╭─ RECORDS TO USE

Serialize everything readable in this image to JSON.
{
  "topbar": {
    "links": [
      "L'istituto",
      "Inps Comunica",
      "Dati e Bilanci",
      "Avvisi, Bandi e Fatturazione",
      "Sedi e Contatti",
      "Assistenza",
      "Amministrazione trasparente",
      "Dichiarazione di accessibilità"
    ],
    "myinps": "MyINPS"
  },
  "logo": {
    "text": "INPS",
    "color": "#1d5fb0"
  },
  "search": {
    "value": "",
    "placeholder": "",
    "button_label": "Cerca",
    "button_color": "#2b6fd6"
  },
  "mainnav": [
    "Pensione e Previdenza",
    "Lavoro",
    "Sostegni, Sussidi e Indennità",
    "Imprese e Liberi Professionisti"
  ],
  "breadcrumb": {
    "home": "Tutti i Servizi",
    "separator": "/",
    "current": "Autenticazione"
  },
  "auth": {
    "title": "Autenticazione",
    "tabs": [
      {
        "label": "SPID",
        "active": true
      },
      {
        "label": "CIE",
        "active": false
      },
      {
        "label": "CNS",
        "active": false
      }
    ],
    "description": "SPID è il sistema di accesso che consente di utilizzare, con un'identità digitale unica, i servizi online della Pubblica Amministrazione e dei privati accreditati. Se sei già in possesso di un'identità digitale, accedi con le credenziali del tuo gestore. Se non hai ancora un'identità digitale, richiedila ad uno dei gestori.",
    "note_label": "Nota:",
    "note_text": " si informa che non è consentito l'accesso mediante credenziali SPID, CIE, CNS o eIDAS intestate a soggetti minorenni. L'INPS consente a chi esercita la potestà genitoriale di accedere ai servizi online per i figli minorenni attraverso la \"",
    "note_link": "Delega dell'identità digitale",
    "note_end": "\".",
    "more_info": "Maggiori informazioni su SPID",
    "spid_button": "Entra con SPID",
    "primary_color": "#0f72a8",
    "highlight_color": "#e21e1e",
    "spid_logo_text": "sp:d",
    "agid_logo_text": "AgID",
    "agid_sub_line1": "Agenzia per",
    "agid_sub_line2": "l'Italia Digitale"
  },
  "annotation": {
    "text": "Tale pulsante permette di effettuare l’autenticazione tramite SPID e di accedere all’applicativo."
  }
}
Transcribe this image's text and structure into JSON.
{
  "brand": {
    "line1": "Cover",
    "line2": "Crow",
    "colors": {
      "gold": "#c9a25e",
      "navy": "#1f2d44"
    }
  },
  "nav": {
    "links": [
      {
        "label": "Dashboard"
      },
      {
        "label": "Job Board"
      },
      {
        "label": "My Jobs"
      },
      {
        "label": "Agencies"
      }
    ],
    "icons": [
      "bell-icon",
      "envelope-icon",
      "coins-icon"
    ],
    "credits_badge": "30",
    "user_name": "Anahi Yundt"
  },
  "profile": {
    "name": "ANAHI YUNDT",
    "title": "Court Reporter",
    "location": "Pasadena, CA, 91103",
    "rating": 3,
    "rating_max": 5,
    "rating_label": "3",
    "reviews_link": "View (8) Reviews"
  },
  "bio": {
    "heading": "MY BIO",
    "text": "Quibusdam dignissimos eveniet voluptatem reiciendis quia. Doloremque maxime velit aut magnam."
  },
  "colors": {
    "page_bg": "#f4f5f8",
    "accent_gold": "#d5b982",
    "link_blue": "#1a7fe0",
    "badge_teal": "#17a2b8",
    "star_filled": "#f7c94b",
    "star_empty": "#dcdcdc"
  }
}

╰─

#### [WHAT YOU ARE ASKED TO DO]
Starting at the line that contains "Transcribe this image's", retype each line through the end of the listing above and nothing else.

#### [TASK OUTPUT]
Transcribe this image's text and structure into JSON.
{
  "brand": {
    "line1": "Cover",
    "line2": "Crow",
    "colors": {
      "gold": "#c9a25e",
      "navy": "#1f2d44"
    }
  },
  "nav": {
    "links": [
      {
        "label": "Dashboard"
      },
      {
        "label": "Job Board"
      },
      {
        "label": "My Jobs"
      },
      {
        "label": "Agencies"
      }
    ],
    "icons": [
      "bell-icon",
      "envelope-icon",
      "coins-icon"
    ],
    "credits_badge": "30",
    "user_name": "Anahi Yundt"
  },
  "profile": {
    "name": "ANAHI YUNDT",
    "title": "Court Reporter",
    "location": "Pasadena, CA, 91103",
    "rating": 3,
    "rating_max": 5,
    "rating_label": "3",
    "reviews_link": "View (8) Reviews"
  },
  "bio": {
    "heading": "MY BIO",
    "text": "Quibusdam dignissimos eveniet voluptatem reiciendis quia. Doloremque maxime velit aut magnam."
  },
  "colors": {
    "page_bg": "#f4f5f8",
    "accent_gold": "#d5b982",
    "link_blue": "#1a7fe0",
    "badge_teal": "#17a2b8",
    "star_filled": "#f7c94b",
    "star_empty": "#dcdcdc"
  }
}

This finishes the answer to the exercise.